-- WHAT TO PRODUCE --
Identify the lines containing the word "всего". Copy each one.

-- AVAILABLE DATA --
☆ ☆ ☆

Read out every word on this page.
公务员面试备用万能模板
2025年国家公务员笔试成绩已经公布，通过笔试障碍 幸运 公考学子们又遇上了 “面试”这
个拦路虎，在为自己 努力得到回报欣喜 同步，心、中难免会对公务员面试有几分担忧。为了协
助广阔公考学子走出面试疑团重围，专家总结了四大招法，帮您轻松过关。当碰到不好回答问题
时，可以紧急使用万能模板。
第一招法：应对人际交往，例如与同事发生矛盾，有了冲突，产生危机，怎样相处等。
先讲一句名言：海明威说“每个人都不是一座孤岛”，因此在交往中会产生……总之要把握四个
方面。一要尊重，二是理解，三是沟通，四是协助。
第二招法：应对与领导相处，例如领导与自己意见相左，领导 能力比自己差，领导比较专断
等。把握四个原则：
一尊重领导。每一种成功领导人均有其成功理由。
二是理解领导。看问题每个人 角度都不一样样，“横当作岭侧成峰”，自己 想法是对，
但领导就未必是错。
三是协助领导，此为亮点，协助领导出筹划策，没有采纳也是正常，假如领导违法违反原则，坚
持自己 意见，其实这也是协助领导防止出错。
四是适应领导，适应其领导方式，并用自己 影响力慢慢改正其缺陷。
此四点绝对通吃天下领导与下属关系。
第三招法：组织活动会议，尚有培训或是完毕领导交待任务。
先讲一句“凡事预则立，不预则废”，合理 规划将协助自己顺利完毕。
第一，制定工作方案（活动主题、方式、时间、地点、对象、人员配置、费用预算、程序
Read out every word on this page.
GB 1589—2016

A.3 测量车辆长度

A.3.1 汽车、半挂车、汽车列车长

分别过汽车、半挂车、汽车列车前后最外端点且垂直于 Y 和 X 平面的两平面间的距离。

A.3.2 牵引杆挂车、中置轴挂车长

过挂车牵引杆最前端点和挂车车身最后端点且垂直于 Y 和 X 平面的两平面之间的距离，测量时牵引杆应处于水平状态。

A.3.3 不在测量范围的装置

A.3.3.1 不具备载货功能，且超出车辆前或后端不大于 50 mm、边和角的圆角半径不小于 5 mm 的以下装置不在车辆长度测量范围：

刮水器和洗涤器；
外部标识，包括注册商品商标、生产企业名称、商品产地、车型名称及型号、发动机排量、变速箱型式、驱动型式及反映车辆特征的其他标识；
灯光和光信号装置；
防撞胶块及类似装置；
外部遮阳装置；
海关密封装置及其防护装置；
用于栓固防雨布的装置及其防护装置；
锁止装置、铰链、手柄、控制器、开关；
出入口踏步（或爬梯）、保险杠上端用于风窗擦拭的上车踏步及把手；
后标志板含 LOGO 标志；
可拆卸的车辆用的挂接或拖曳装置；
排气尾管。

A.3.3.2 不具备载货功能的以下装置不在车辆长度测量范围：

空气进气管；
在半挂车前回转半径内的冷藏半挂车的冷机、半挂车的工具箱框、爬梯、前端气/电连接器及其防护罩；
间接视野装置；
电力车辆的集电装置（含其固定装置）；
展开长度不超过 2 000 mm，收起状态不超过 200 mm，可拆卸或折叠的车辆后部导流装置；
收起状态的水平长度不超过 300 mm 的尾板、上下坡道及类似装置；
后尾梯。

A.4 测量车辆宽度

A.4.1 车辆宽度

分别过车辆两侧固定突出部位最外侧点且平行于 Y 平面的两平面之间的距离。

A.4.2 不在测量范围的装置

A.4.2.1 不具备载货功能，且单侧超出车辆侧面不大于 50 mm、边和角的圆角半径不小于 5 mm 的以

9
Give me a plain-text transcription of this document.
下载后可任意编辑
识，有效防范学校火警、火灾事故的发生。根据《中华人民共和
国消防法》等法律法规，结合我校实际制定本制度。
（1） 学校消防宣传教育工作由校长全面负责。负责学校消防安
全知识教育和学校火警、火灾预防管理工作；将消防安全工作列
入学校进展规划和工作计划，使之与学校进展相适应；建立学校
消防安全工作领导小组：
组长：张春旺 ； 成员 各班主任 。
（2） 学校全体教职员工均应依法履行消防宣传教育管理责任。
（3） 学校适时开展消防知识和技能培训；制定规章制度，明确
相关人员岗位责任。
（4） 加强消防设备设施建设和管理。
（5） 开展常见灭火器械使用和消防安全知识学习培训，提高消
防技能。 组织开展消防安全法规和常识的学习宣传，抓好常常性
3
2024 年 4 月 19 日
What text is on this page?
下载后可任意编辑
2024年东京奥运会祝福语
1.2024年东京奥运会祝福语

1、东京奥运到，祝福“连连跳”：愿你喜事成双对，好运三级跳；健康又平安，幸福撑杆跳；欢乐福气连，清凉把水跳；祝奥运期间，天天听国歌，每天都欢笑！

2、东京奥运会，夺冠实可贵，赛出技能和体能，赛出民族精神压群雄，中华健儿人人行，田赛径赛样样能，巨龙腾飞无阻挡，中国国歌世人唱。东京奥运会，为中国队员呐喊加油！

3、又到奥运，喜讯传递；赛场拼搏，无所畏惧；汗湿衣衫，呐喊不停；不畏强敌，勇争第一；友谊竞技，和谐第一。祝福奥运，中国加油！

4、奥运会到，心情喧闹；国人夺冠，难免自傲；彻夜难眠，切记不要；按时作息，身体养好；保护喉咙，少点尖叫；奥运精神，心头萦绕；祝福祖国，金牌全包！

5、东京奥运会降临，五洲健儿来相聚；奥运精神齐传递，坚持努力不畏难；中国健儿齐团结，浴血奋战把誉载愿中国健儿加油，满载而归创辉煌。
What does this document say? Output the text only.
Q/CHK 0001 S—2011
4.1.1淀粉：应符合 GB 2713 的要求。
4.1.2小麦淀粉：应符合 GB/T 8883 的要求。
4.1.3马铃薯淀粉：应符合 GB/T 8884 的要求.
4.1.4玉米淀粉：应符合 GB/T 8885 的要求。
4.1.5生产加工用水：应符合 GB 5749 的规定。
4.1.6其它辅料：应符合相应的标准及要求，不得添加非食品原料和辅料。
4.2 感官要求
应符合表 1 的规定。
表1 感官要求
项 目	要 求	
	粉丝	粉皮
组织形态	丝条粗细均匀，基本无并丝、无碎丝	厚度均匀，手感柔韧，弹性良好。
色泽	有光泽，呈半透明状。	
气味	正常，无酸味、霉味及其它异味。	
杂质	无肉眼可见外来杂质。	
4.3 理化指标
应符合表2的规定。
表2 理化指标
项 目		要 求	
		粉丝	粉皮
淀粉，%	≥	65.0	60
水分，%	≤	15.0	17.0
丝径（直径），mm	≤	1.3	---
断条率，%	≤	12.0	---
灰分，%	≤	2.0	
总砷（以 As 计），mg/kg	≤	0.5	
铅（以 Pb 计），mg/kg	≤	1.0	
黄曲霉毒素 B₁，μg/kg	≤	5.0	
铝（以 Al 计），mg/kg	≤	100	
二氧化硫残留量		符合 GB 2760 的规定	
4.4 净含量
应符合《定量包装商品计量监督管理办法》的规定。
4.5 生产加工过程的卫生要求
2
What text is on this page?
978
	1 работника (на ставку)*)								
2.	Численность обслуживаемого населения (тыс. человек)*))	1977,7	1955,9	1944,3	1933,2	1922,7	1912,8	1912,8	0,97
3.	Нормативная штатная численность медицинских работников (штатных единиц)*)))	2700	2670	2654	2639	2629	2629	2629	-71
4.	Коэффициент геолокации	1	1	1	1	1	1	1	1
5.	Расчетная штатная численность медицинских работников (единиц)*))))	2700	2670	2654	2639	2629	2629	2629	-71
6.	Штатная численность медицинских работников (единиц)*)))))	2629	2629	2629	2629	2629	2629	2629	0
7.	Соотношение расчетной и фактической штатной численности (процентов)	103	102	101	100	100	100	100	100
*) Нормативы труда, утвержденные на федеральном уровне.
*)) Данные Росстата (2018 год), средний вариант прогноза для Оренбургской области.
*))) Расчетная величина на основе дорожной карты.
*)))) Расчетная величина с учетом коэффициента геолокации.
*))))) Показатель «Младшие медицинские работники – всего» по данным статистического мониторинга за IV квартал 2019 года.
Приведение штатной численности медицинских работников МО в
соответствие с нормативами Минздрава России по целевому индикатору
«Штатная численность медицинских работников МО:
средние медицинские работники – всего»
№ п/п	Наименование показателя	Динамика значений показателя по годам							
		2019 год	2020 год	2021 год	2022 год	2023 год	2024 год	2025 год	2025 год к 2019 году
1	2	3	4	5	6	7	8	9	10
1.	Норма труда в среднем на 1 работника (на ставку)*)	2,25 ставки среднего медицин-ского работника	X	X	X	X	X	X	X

☆ ☆ ☆

-- CORRECT OUTPUT --
*))))) Показатель «Младшие медицинские работники – всего» по данным статистического мониторинга за IV квартал 2019 года.
средние медицинские работники – всего»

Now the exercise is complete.